## BEGIN Data section
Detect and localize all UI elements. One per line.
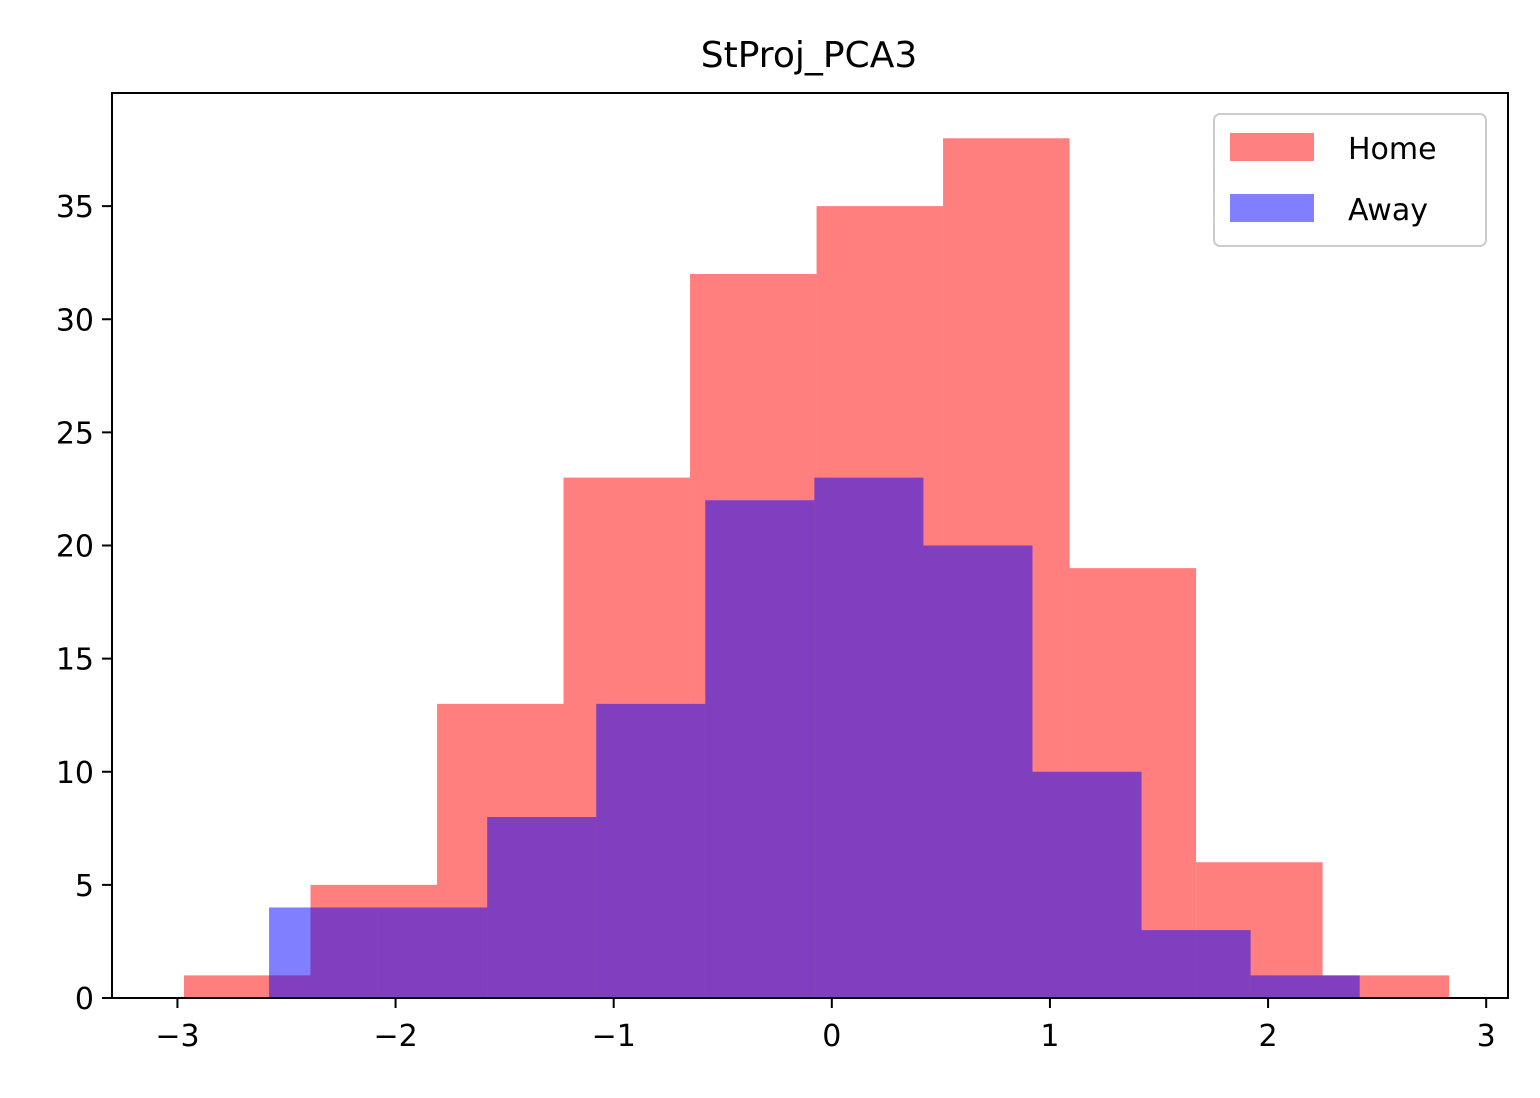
y-tick-label: 20 xyxy=(56,530,94,565)
y-tick-label: 5 xyxy=(75,869,94,904)
legend-swatch-home xyxy=(1230,133,1314,161)
series-away-bars xyxy=(269,477,1360,998)
x-tick-label: −1 xyxy=(592,1019,636,1054)
bar-away-7 xyxy=(1032,771,1142,998)
bar-away-8 xyxy=(1141,930,1251,998)
y-tick-label: 25 xyxy=(56,416,94,451)
x-tick-label: −3 xyxy=(155,1019,199,1054)
y-tick-label: 15 xyxy=(56,643,94,678)
legend-swatch-away xyxy=(1230,194,1314,222)
chart-title: StProj_PCA3 xyxy=(701,35,917,76)
bar-away-4 xyxy=(705,500,815,998)
x-axis: −3 −2 −1 0 1 2 3 xyxy=(155,998,1496,1054)
bar-away-9 xyxy=(1250,975,1360,998)
y-tick-label: 10 xyxy=(56,756,94,791)
bar-away-6 xyxy=(923,545,1033,998)
y-tick-label: 35 xyxy=(56,190,94,225)
legend-label-away: Away xyxy=(1348,193,1428,228)
bar-away-5 xyxy=(814,477,924,998)
x-tick-label: −2 xyxy=(373,1019,417,1054)
legend-label-home: Home xyxy=(1348,132,1437,167)
bar-away-0 xyxy=(269,907,379,998)
legend: Home Away xyxy=(1213,113,1487,247)
x-tick-label: 0 xyxy=(822,1019,841,1054)
y-axis: 0 5 10 15 20 25 30 35 xyxy=(56,190,112,1017)
bar-away-2 xyxy=(487,817,597,998)
bar-away-1 xyxy=(378,907,488,998)
x-tick-label: 2 xyxy=(1259,1019,1278,1054)
bar-away-3 xyxy=(596,703,706,998)
x-tick-label: 1 xyxy=(1040,1019,1059,1054)
x-tick-label: 3 xyxy=(1477,1019,1496,1054)
y-tick-label: 30 xyxy=(56,303,94,338)
y-tick-label: 0 xyxy=(75,982,94,1017)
## END Data section
Exercise task →
Copy all of the data above line for line, without any changes, and omit the pictures.

Exercise answer →
Detect and localize all UI elements. One per line.
y-tick-label: 20 xyxy=(56,530,94,565)
y-tick-label: 5 xyxy=(75,869,94,904)
legend-swatch-home xyxy=(1230,133,1314,161)
series-away-bars xyxy=(269,477,1360,998)
x-tick-label: −1 xyxy=(592,1019,636,1054)
bar-away-7 xyxy=(1032,771,1142,998)
bar-away-8 xyxy=(1141,930,1251,998)
y-tick-label: 25 xyxy=(56,416,94,451)
x-tick-label: −3 xyxy=(155,1019,199,1054)
y-tick-label: 15 xyxy=(56,643,94,678)
legend-swatch-away xyxy=(1230,194,1314,222)
chart-title: StProj_PCA3 xyxy=(701,35,917,76)
bar-away-4 xyxy=(705,500,815,998)
x-axis: −3 −2 −1 0 1 2 3 xyxy=(155,998,1496,1054)
bar-away-9 xyxy=(1250,975,1360,998)
y-tick-label: 10 xyxy=(56,756,94,791)
bar-away-6 xyxy=(923,545,1033,998)
y-tick-label: 35 xyxy=(56,190,94,225)
legend-label-away: Away xyxy=(1348,193,1428,228)
bar-away-5 xyxy=(814,477,924,998)
x-tick-label: −2 xyxy=(373,1019,417,1054)
legend-label-home: Home xyxy=(1348,132,1437,167)
bar-away-0 xyxy=(269,907,379,998)
legend: Home Away xyxy=(1213,113,1487,247)
x-tick-label: 0 xyxy=(822,1019,841,1054)
y-axis: 0 5 10 15 20 25 30 35 xyxy=(56,190,112,1017)
bar-away-2 xyxy=(487,817,597,998)
bar-away-1 xyxy=(378,907,488,998)
x-tick-label: 2 xyxy=(1259,1019,1278,1054)
bar-away-3 xyxy=(596,703,706,998)
x-tick-label: 1 xyxy=(1040,1019,1059,1054)
x-tick-label: 3 xyxy=(1477,1019,1496,1054)
y-tick-label: 30 xyxy=(56,303,94,338)
y-tick-label: 0 xyxy=(75,982,94,1017)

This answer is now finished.